• [INSTRUCTION]: Output the data that follows exactly, line for line.

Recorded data
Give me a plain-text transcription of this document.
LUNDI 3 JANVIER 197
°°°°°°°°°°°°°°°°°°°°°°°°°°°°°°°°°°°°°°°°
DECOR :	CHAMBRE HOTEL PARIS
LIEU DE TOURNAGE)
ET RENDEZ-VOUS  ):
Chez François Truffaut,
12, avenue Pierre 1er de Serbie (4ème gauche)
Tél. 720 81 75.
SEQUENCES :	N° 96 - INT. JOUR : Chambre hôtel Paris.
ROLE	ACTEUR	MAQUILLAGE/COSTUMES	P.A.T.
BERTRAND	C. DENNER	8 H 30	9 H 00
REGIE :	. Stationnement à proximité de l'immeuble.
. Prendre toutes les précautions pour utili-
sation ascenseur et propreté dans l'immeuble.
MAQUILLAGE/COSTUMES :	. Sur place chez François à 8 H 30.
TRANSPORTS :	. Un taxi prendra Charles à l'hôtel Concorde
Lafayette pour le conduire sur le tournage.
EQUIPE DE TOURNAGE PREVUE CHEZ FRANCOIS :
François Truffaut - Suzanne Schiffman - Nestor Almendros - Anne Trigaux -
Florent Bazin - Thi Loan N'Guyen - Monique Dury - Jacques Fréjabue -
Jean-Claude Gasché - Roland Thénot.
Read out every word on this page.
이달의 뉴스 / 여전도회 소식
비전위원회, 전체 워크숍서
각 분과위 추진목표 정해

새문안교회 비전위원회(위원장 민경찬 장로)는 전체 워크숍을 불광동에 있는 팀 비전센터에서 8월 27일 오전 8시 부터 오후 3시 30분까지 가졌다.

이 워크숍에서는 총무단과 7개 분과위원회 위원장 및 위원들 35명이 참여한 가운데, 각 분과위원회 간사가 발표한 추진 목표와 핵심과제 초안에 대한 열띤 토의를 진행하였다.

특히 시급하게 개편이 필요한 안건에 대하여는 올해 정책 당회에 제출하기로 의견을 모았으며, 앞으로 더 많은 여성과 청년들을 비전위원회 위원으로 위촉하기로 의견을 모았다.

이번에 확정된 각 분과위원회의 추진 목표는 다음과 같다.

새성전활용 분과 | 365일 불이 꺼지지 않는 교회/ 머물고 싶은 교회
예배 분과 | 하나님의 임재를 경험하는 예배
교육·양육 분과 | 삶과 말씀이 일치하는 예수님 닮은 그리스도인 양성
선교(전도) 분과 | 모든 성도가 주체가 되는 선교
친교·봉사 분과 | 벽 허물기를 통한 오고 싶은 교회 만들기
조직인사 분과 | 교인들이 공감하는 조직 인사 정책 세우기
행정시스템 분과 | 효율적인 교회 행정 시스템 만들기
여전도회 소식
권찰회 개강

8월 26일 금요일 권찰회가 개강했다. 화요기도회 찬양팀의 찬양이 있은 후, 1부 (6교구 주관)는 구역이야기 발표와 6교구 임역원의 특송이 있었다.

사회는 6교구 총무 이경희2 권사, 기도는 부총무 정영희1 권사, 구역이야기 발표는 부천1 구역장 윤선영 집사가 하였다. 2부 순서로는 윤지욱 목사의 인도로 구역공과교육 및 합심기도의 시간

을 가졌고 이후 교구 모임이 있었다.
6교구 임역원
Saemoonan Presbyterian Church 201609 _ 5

• [SOLUTION TO THIS PROBLEM]:
Give me a plain-text transcription of this document.
LUNDI 3 JANVIER 197
°°°°°°°°°°°°°°°°°°°°°°°°°°°°°°°°°°°°°°°°
DECOR :	CHAMBRE HOTEL PARIS
LIEU DE TOURNAGE)
ET RENDEZ-VOUS  ):
Chez François Truffaut,
12, avenue Pierre 1er de Serbie (4ème gauche)
Tél. 720 81 75.
SEQUENCES :	N° 96 - INT. JOUR : Chambre hôtel Paris.
ROLE	ACTEUR	MAQUILLAGE/COSTUMES	P.A.T.
BERTRAND	C. DENNER	8 H 30	9 H 00
REGIE :	. Stationnement à proximité de l'immeuble.
. Prendre toutes les précautions pour utili-
sation ascenseur et propreté dans l'immeuble.
MAQUILLAGE/COSTUMES :	. Sur place chez François à 8 H 30.
TRANSPORTS :	. Un taxi prendra Charles à l'hôtel Concorde
Lafayette pour le conduire sur le tournage.
EQUIPE DE TOURNAGE PREVUE CHEZ FRANCOIS :
François Truffaut - Suzanne Schiffman - Nestor Almendros - Anne Trigaux -
Florent Bazin - Thi Loan N'Guyen - Monique Dury - Jacques Fréjabue -
Jean-Claude Gasché - Roland Thénot.
Read out every word on this page.
이달의 뉴스 / 여전도회 소식
비전위원회, 전체 워크숍서
각 분과위 추진목표 정해

새문안교회 비전위원회(위원장 민경찬 장로)는 전체 워크숍을 불광동에 있는 팀 비전센터에서 8월 27일 오전 8시 부터 오후 3시 30분까지 가졌다.

이 워크숍에서는 총무단과 7개 분과위원회 위원장 및 위원들 35명이 참여한 가운데, 각 분과위원회 간사가 발표한 추진 목표와 핵심과제 초안에 대한 열띤 토의를 진행하였다.

특히 시급하게 개편이 필요한 안건에 대하여는 올해 정책 당회에 제출하기로 의견을 모았으며, 앞으로 더 많은 여성과 청년들을 비전위원회 위원으로 위촉하기로 의견을 모았다.

이번에 확정된 각 분과위원회의 추진 목표는 다음과 같다.

새성전활용 분과 | 365일 불이 꺼지지 않는 교회/ 머물고 싶은 교회
예배 분과 | 하나님의 임재를 경험하는 예배
교육·양육 분과 | 삶과 말씀이 일치하는 예수님 닮은 그리스도인 양성
선교(전도) 분과 | 모든 성도가 주체가 되는 선교
친교·봉사 분과 | 벽 허물기를 통한 오고 싶은 교회 만들기
조직인사 분과 | 교인들이 공감하는 조직 인사 정책 세우기
행정시스템 분과 | 효율적인 교회 행정 시스템 만들기
여전도회 소식
권찰회 개강

8월 26일 금요일 권찰회가 개강했다. 화요기도회 찬양팀의 찬양이 있은 후, 1부 (6교구 주관)는 구역이야기 발표와 6교구 임역원의 특송이 있었다.

사회는 6교구 총무 이경희2 권사, 기도는 부총무 정영희1 권사, 구역이야기 발표는 부천1 구역장 윤선영 집사가 하였다. 2부 순서로는 윤지욱 목사의 인도로 구역공과교육 및 합심기도의 시간

을 가졌고 이후 교구 모임이 있었다.
6교구 임역원
Saemoonan Presbyterian Church 201609 _ 5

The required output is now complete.